## Set problem
Isolate every line in the data with the string "GARCIA" and copy it.

## Exercise materials

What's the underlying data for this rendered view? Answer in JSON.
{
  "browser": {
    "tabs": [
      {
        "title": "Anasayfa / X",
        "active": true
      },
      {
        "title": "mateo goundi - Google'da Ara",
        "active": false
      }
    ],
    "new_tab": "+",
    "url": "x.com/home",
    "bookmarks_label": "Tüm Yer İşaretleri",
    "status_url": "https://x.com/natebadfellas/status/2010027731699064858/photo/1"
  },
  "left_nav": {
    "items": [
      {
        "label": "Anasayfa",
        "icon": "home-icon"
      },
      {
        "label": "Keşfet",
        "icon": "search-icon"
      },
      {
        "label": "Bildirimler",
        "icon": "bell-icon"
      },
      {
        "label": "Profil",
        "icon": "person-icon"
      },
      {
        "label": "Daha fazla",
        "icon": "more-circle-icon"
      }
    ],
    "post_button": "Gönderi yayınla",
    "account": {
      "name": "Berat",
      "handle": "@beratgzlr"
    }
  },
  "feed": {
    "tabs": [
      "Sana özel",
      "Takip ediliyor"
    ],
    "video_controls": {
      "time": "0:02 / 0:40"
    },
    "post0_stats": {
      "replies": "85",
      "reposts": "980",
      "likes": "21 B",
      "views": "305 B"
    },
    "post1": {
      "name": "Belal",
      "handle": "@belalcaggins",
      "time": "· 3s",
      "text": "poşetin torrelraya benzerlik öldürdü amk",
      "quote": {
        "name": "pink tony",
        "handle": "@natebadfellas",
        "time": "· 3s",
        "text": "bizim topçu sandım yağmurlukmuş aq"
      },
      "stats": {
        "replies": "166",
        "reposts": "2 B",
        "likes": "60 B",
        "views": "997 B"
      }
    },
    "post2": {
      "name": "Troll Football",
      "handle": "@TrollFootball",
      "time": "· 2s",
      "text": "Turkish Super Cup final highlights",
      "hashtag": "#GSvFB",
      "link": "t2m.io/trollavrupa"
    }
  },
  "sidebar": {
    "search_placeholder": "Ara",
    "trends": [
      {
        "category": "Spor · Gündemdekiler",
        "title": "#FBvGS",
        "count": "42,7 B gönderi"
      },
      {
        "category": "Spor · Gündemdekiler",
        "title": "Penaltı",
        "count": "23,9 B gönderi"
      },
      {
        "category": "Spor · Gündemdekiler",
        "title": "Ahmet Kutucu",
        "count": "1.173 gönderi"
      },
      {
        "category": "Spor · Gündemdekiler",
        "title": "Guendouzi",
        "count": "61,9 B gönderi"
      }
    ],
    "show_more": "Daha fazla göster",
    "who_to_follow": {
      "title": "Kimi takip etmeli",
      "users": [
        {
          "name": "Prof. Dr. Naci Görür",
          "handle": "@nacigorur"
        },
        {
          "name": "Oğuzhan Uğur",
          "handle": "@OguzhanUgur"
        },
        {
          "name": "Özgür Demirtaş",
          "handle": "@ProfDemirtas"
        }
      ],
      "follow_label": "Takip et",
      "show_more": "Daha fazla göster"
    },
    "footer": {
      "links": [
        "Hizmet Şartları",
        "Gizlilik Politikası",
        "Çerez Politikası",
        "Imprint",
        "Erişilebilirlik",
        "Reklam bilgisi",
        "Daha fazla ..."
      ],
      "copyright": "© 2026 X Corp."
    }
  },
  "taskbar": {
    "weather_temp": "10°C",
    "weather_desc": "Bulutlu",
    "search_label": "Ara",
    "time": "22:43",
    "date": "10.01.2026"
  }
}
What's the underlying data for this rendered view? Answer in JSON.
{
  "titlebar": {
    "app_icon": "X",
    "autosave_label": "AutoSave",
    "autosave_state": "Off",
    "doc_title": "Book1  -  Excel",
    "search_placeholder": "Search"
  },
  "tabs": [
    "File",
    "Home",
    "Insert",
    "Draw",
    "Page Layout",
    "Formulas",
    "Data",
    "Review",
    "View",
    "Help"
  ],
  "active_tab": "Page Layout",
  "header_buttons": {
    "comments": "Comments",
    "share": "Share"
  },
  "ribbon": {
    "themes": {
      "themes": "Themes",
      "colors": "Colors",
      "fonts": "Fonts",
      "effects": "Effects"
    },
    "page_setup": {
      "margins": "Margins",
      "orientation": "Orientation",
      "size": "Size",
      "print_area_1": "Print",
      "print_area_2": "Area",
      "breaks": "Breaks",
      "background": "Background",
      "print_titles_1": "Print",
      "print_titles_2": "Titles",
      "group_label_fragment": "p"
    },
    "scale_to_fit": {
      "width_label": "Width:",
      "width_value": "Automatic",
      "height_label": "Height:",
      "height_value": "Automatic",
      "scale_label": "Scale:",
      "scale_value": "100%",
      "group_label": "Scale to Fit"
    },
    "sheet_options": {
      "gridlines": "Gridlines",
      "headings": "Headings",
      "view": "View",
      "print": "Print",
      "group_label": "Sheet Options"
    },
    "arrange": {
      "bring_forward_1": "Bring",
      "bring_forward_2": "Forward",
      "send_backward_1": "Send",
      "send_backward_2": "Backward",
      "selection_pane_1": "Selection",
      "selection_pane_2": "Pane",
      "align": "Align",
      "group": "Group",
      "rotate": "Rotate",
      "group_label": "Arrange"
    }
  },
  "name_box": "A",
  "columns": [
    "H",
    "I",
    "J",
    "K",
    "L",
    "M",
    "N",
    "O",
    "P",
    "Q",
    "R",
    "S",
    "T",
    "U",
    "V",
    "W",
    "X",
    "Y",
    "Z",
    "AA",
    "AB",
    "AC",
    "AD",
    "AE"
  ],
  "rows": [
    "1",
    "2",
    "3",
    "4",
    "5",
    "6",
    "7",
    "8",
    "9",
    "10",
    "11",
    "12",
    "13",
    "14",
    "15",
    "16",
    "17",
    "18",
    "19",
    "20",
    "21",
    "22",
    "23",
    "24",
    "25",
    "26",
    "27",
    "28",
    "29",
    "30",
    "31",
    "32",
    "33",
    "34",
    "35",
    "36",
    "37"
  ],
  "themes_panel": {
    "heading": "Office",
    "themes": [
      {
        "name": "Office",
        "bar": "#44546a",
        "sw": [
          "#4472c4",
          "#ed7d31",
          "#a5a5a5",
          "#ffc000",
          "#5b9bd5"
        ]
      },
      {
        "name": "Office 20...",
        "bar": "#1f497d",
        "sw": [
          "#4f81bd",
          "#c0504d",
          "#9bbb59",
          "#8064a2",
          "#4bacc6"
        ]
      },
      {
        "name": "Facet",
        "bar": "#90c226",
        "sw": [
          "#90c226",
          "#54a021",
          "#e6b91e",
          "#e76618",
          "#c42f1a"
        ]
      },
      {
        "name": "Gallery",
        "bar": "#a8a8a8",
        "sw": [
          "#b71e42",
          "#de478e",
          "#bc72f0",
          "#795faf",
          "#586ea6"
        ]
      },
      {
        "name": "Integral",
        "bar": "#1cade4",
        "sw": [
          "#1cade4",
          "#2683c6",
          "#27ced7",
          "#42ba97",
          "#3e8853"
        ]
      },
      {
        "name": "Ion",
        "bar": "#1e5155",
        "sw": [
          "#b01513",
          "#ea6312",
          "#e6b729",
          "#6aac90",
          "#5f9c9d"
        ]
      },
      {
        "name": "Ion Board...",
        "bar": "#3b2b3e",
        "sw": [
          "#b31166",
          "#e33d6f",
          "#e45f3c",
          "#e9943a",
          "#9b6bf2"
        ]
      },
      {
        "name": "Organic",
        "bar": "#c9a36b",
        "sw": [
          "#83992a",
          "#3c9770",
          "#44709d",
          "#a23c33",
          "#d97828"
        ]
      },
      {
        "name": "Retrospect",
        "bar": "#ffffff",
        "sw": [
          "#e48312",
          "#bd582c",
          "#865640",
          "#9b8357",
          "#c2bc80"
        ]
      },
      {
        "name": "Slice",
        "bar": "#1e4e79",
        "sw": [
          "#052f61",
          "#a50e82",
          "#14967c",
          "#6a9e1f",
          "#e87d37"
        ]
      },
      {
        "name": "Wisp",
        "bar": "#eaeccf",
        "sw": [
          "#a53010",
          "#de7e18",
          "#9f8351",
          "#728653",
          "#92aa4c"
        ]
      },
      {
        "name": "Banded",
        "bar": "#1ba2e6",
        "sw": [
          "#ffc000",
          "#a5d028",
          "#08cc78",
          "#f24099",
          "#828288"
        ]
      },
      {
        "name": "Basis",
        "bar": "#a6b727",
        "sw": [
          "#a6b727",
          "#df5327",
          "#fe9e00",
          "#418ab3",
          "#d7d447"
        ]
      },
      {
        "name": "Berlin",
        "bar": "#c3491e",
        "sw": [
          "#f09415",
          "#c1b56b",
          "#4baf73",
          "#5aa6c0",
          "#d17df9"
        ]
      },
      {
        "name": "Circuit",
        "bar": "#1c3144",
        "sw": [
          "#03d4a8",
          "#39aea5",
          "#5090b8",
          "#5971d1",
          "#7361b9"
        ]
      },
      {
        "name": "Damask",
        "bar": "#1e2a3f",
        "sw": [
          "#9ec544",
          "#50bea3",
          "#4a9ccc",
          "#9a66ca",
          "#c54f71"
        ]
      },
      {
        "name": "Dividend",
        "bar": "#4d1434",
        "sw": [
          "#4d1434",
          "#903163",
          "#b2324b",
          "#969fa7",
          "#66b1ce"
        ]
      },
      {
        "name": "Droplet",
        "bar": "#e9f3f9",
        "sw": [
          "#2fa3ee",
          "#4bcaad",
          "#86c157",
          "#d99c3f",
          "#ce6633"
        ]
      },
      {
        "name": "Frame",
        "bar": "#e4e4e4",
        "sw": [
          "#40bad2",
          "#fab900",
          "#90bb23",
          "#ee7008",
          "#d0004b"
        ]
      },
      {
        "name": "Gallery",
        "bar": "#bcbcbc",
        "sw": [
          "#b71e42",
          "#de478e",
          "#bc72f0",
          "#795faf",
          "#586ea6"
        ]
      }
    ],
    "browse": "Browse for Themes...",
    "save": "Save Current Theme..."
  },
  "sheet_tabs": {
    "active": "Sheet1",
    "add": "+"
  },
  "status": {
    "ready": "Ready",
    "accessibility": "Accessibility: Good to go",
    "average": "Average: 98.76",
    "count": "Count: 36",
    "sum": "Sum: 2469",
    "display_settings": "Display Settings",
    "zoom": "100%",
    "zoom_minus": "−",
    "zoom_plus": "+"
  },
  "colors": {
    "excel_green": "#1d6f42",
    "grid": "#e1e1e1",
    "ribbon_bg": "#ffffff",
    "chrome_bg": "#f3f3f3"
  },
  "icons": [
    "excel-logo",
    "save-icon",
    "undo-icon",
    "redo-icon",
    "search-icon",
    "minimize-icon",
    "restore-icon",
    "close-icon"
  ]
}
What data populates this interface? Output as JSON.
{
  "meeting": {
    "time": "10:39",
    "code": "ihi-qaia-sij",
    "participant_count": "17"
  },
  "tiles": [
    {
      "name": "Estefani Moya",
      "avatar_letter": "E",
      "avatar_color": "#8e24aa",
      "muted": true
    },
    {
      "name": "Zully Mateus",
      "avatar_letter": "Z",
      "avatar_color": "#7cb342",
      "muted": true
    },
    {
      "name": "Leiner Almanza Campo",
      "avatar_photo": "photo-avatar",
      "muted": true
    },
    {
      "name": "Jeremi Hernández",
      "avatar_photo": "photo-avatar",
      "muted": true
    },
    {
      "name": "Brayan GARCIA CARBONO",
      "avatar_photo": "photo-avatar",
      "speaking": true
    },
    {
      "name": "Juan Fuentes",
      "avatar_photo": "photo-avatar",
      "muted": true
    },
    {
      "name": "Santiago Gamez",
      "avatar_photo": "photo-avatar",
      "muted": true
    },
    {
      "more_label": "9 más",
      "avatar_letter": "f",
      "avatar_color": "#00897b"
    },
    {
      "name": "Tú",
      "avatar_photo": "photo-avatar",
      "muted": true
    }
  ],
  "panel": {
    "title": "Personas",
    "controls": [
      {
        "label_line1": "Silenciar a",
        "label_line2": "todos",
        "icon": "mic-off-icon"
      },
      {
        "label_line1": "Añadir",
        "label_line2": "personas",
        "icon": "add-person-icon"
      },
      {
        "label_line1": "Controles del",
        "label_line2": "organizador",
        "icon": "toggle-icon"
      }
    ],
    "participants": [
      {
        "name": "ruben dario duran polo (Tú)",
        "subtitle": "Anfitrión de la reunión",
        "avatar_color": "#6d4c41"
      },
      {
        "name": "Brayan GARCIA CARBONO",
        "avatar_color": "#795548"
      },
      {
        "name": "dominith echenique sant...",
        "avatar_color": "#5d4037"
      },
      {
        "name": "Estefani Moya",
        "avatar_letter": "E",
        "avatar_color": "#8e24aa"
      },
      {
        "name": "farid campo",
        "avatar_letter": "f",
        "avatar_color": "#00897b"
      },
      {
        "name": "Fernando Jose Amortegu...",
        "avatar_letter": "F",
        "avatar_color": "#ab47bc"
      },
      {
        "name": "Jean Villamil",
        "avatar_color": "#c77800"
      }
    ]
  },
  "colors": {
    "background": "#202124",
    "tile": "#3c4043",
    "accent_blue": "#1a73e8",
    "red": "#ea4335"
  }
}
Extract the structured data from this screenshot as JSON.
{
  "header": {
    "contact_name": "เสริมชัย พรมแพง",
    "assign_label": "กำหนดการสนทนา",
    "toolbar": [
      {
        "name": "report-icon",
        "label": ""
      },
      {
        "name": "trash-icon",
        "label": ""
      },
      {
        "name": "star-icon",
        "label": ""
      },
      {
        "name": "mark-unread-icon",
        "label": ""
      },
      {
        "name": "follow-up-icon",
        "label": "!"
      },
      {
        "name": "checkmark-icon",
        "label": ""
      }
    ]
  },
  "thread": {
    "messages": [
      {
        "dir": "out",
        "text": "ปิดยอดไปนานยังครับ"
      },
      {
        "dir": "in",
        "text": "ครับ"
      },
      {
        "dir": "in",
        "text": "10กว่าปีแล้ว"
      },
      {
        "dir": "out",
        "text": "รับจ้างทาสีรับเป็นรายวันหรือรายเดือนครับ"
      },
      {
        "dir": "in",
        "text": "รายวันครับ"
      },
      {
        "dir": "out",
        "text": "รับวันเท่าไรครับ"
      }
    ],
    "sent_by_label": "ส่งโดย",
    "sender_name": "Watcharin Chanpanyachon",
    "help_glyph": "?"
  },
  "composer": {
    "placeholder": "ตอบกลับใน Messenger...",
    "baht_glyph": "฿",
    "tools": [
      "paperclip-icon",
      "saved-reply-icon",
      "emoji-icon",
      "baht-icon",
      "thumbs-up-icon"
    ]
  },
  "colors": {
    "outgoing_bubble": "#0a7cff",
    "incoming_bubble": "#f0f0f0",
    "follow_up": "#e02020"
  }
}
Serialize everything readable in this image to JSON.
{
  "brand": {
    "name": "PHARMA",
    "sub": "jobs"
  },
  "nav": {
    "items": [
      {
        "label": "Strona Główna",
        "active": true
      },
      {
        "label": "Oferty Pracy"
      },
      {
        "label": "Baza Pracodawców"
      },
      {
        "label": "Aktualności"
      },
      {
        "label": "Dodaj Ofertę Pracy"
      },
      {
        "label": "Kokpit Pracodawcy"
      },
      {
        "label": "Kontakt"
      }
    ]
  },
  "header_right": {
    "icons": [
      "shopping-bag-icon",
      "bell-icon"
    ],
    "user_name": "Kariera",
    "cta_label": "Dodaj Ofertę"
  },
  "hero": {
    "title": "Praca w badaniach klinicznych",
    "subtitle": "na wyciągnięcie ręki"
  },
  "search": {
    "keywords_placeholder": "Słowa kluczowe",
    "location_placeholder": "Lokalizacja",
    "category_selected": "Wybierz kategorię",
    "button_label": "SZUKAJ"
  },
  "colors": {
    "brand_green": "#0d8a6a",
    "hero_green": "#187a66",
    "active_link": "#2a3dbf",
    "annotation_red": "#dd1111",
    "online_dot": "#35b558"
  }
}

## Task result
      "name": "Brayan GARCIA CARBONO",
        "name": "Brayan GARCIA CARBONO",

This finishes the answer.